⟨
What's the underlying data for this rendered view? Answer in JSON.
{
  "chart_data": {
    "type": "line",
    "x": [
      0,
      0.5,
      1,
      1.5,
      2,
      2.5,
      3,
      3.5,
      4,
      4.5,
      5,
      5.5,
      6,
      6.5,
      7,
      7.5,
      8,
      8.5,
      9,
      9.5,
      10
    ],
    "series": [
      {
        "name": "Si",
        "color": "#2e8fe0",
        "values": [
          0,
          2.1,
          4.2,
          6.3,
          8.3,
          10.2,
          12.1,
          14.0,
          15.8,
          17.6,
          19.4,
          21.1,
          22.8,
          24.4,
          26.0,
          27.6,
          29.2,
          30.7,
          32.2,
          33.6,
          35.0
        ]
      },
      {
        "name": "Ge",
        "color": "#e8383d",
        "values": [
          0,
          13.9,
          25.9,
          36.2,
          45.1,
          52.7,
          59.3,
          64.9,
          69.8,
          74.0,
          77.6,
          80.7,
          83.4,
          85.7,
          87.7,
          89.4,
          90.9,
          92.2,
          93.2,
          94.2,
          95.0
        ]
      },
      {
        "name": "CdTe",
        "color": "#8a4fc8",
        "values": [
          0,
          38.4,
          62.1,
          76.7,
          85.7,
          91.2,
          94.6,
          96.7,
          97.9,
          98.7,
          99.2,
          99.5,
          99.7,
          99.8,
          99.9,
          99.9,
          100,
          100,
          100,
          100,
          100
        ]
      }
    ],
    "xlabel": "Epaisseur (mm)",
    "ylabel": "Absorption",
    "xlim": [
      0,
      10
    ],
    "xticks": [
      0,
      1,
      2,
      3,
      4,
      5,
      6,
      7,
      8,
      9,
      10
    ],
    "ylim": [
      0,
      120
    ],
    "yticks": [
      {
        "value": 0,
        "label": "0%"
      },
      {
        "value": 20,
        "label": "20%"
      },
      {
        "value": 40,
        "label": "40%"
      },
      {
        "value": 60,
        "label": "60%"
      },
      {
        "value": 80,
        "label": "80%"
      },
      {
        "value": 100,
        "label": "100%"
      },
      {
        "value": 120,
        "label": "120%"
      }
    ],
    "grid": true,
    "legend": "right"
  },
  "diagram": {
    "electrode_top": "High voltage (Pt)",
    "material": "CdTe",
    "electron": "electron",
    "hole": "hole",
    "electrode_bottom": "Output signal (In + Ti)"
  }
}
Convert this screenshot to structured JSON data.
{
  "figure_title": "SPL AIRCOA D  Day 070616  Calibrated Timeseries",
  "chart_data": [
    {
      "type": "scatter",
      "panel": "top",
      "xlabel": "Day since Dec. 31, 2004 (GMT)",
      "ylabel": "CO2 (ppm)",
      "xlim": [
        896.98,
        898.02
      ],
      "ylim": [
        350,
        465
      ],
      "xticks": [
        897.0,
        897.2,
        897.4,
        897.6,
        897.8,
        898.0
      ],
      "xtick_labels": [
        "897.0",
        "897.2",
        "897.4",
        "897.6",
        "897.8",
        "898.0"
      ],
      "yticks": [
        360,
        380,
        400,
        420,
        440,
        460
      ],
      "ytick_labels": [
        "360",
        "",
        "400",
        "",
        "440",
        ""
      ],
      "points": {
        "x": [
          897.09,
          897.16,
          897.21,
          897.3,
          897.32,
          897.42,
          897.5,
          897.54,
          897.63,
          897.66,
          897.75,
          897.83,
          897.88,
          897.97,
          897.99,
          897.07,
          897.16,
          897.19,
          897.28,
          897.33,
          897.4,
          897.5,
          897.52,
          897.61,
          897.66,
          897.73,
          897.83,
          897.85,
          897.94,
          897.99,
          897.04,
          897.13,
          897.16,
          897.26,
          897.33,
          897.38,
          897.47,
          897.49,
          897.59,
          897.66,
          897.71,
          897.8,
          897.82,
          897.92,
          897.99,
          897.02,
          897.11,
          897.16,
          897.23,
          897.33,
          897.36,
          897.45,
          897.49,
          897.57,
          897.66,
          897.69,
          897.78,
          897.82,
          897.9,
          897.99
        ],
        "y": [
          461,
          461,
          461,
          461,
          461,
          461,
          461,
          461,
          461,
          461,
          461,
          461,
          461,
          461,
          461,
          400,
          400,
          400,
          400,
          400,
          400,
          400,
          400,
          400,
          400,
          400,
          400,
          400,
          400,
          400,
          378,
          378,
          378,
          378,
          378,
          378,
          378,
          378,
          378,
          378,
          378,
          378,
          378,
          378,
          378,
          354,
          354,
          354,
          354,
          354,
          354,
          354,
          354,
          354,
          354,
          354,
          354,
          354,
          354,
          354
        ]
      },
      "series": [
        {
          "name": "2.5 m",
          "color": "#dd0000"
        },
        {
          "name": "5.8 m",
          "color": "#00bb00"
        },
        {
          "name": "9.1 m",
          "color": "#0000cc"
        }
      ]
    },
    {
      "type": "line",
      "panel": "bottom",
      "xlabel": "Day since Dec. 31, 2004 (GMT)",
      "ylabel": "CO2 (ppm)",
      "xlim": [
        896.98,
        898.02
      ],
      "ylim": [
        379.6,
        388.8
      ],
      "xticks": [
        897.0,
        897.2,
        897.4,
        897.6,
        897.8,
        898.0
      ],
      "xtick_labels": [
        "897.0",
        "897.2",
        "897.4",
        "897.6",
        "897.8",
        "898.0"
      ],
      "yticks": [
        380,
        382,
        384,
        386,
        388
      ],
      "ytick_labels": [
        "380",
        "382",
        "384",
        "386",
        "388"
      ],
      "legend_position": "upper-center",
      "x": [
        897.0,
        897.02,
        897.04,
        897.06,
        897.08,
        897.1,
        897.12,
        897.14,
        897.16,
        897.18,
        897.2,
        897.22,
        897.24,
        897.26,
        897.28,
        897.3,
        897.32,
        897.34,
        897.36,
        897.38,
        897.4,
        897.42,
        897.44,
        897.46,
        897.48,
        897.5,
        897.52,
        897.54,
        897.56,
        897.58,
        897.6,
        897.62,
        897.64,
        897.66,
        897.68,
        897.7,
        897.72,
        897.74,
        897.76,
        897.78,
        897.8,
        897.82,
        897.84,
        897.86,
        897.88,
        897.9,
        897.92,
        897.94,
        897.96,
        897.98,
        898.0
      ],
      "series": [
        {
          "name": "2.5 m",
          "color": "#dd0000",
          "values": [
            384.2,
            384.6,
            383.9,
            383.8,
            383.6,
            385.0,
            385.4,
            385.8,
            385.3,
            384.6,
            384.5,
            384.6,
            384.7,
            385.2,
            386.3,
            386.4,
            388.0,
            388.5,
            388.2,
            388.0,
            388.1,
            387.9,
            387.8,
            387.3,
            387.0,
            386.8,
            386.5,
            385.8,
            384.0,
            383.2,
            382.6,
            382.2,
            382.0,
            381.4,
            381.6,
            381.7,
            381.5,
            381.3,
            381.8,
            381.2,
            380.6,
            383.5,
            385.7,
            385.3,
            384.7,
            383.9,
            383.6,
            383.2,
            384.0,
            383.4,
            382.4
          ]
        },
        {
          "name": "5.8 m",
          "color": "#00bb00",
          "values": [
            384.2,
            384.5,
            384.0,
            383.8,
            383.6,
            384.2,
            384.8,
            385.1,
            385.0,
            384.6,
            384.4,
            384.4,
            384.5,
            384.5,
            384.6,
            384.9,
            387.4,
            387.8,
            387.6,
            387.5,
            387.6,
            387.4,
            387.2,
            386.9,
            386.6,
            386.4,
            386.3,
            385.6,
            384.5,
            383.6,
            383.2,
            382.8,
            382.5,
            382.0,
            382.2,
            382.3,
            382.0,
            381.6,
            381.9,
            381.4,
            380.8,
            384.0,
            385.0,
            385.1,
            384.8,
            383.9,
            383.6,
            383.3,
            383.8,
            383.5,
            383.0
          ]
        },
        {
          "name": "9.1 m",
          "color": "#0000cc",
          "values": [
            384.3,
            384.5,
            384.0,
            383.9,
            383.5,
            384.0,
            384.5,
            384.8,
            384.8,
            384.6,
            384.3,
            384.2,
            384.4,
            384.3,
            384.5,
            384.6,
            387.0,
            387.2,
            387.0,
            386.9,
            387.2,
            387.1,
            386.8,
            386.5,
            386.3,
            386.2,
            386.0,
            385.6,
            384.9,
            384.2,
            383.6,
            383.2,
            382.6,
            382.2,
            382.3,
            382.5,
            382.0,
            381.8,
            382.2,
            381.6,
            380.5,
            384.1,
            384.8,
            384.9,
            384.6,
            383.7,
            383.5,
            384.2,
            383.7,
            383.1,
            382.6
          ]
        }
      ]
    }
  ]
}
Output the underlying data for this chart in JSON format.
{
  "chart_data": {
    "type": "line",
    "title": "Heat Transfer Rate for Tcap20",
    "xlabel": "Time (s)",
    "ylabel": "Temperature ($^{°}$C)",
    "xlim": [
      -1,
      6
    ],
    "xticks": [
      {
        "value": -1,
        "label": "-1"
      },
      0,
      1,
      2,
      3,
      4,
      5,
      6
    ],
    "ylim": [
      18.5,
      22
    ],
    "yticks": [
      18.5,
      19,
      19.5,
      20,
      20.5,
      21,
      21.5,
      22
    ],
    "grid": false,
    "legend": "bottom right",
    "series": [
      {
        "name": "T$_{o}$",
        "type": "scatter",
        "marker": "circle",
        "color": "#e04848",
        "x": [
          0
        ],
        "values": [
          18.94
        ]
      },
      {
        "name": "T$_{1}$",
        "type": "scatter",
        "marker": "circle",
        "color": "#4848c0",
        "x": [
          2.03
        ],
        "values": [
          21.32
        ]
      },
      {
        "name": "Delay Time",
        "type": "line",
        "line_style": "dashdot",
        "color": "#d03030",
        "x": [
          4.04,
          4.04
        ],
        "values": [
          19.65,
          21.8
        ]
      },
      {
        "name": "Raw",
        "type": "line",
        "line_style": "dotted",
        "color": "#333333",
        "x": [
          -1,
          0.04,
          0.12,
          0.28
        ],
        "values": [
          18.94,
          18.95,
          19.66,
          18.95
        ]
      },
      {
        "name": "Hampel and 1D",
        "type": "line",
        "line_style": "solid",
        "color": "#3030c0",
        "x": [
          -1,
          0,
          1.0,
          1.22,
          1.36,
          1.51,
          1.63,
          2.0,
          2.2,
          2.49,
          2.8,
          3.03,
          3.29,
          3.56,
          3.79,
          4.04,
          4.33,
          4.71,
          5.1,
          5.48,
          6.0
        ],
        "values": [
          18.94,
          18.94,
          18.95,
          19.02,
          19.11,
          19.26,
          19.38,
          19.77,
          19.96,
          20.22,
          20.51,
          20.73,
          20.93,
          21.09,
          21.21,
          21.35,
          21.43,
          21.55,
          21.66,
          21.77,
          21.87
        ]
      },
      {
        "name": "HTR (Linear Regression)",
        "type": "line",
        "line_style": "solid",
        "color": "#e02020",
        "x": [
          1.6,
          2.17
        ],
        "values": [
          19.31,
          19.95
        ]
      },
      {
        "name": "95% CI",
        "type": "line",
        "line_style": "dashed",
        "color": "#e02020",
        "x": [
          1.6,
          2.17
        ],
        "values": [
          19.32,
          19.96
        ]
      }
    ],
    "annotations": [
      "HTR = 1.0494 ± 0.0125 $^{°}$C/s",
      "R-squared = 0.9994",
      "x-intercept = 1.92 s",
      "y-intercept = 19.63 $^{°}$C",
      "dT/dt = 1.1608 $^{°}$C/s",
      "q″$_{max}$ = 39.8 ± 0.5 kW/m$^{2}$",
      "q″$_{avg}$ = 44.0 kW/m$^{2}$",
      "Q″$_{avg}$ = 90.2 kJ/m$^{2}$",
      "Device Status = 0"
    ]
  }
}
⟩
Where a line of the records above holds the word "JSON", copy that line.

What's the underlying data for this rendered view? Answer in JSON.
Convert this screenshot to structured JSON data.
Output the underlying data for this chart in JSON format.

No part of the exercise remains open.